## Aangeleverde tekst

3- De mogelijkheid voor gemeenten om vrijwillige inburgeraars (EU-onderdanen en genaturaliseerde Nederlanders) op grond van de Wi een inburgeringsvoorziening aan te bieden is vervallen. Vrijwillige inburgeraars kunnen net als iedere andere burger via het reguliere onderwijs de noodzakelijke (taal)vaardigheid en kennis verwerven om volledig deel te kunnen nemen aan de samenleving.
4- Het vervallen van bovengenoemde bevoegdheden van gemeenten en het verschuiven van de
resterende bevoegdheden van gemeenten naar de Minister van Binnenlandse Zaken en
5- Vanaf 1 januari 2013 ontvangen gemeenten per nieuwe inburgeringsplichtige asielgerechtigde van de regering een eenmalige bijdrage van € 1000.
Gemeenten blijven echter –in het kader van het overgangsrecht– enkele taken houden:
1- gemeenten moeten diegenen die voor 1 januari 2013 een aanbod hebben gehad en zich voor-bereiden op het inburgeringsexamen in staat stellen dit voort te zetten en het examen af te leggen;
2- gemeenten moeten (blijven) handhaven dat de inburgeraars die vóór 1 januari 2013 inburgerings-plichtig zijn geworden, voldoen aan hun inburgeringsplicht;
3- gemeenten moeten een inburgeringsvoorziening aanbieden aan asielgerechtigden en geestelijke bedienaren die vóór 1 januari 2013 inburgeringsplichtig zijn geworden maar nog geen aanbod hebben gehad voor die datum.
De verantwoordelijkheden/taken die gemeenten op grond van dit overgangsrecht de komende jaren nog blijven houden voor de ‘oude’ inburgeraars, worden geregeld in deze verordening.

## Vastgelegde gegevens
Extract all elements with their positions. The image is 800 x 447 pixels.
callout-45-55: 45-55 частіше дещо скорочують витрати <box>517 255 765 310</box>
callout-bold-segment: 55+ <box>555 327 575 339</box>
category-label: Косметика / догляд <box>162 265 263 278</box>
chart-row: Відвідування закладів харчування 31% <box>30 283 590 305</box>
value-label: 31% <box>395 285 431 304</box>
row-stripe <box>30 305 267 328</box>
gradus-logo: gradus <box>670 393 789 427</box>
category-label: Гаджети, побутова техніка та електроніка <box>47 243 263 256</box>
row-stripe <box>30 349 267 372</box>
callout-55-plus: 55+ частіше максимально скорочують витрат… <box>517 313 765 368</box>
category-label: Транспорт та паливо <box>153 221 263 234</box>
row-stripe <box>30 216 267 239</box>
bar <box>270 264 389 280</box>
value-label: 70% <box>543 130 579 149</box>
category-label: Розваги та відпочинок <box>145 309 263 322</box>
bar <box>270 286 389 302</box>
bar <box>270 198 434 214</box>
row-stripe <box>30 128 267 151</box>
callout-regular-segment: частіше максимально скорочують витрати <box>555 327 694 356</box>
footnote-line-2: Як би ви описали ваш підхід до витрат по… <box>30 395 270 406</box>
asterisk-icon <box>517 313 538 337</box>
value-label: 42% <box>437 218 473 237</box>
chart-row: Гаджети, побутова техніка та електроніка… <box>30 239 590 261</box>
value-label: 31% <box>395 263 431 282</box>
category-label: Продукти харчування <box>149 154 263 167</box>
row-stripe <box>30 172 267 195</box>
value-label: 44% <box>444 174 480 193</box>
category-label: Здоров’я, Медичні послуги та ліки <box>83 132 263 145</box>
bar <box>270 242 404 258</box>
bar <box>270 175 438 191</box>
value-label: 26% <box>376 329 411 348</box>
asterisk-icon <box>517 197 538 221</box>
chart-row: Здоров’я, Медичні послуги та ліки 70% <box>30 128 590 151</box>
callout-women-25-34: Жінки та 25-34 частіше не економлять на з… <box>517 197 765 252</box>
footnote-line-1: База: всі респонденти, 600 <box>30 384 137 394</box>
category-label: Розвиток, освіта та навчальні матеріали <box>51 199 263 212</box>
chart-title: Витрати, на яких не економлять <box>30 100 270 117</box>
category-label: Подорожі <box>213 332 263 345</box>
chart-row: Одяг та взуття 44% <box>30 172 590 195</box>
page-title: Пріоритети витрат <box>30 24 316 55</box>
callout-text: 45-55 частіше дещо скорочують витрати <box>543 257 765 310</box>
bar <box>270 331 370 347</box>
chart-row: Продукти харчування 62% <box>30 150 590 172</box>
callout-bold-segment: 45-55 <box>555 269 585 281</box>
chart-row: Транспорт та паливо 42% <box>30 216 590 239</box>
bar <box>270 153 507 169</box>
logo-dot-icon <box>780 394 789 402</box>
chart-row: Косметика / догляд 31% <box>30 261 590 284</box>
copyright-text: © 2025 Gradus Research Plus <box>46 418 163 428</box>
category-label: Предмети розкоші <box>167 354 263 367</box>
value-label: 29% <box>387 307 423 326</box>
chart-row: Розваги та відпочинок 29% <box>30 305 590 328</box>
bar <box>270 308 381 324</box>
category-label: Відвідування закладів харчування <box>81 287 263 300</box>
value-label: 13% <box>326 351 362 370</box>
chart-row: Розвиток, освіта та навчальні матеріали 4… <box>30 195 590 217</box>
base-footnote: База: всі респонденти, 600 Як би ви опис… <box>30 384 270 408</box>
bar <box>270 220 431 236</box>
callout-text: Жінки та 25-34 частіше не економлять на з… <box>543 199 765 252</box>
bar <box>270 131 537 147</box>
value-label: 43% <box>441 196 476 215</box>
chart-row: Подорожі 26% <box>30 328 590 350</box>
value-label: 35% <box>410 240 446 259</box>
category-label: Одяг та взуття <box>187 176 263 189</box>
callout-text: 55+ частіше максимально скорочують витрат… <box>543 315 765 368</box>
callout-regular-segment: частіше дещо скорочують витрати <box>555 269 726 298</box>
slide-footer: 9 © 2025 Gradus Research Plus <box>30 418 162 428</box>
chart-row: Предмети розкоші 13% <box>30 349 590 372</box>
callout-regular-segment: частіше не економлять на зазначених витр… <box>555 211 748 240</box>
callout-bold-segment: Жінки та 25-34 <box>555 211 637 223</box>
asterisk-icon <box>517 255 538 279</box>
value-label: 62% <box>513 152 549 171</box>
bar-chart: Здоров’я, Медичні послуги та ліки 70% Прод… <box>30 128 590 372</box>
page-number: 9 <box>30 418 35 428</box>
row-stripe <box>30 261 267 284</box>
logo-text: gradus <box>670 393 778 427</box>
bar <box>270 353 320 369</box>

## Verplichte opdrachten
1. Beantwoord de volgende vragen op basis van de tekst over inburgering.
(a) Welke twee groepen worden als vrijwillige inburgeraars genoemd?
(b) Welke bijdrage ontvangen gemeenten vanaf 1 januari 2013 per nieuwe inburgeringsplichtige asielgerechtigde?
(c) Aan welke twee groepen moeten gemeenten op grond van het overgangsrecht nog een inburgeringsvoorziening aanbieden?
2. Herschrijf het deel van de tekst over inburgering dat opent met de woorden "3- De mogelijkheid" en sluit met "van € 1000.", waarbij u "het reguliere onderwijs" vervangt door "het gewone onderwijs".
3. Vul de tekst over inburgering aan door verder te schrijven vanaf het punt waar deze eindigt.

## Antwoorden
1.
(a) EU-onderdanen en genaturaliseerde Nederlanders.
(b) Een eenmalige bijdrage van € 1000 van de regering.
(c) Asielgerechtigden en geestelijke bedienaren die vóór 1 januari 2013 inburgeringsplichtig zijn geworden maar voor die datum nog geen aanbod hebben gehad.

2.
3- De mogelijkheid voor gemeenten om vrijwillige inburgeraars (EU-onderdanen en genaturaliseerde Nederlanders) op grond van de Wi een inburgeringsvoorziening aan te bieden is vervallen. Vrijwillige inburgeraars kunnen net als iedere andere burger via het gewone onderwijs de noodzakelijke (taal)vaardigheid en kennis verwerven om volledig deel te kunnen nemen aan de samenleving.
4- Het vervallen van bovengenoemde bevoegdheden van gemeenten en het verschuiven van de
resterende bevoegdheden van gemeenten naar de Minister van Binnenlandse Zaken en
5- Vanaf 1 januari 2013 ontvangen gemeenten per nieuwe inburgeringsplichtige asielgerechtigde van de regering een eenmalige bijdrage van € 1000.

3.
Enkel die bepalingen die nadere toelichting behoeven worden hier behandeld.
Begrippen die al zijn omschreven in de Participatiewet (PW), de Wet inburgering (Wi), de Wet van 13 september 2012 tot wijziging van de Wet inburgering en enkele andere wetten in verband met de versterking van de eigen verantwoordelijkheid van de inburgeringsplichtige (Stb. 2012, 430), de daarop berustende regelingen (het Besluit inburgering en de Regeling inburgering) en de Algemene wet bestuursrecht (Awb) worden niet afzonderlijk gedefinieerd in deze verordening. Deze zijn vanzelf-sprekend van toepassing op deze verordening.
De begrippen die niet zijn omschreven in genoemde wetten/regeling/besluit of die verduidelijkt moeten worden, zij in het tweede lid omschreven.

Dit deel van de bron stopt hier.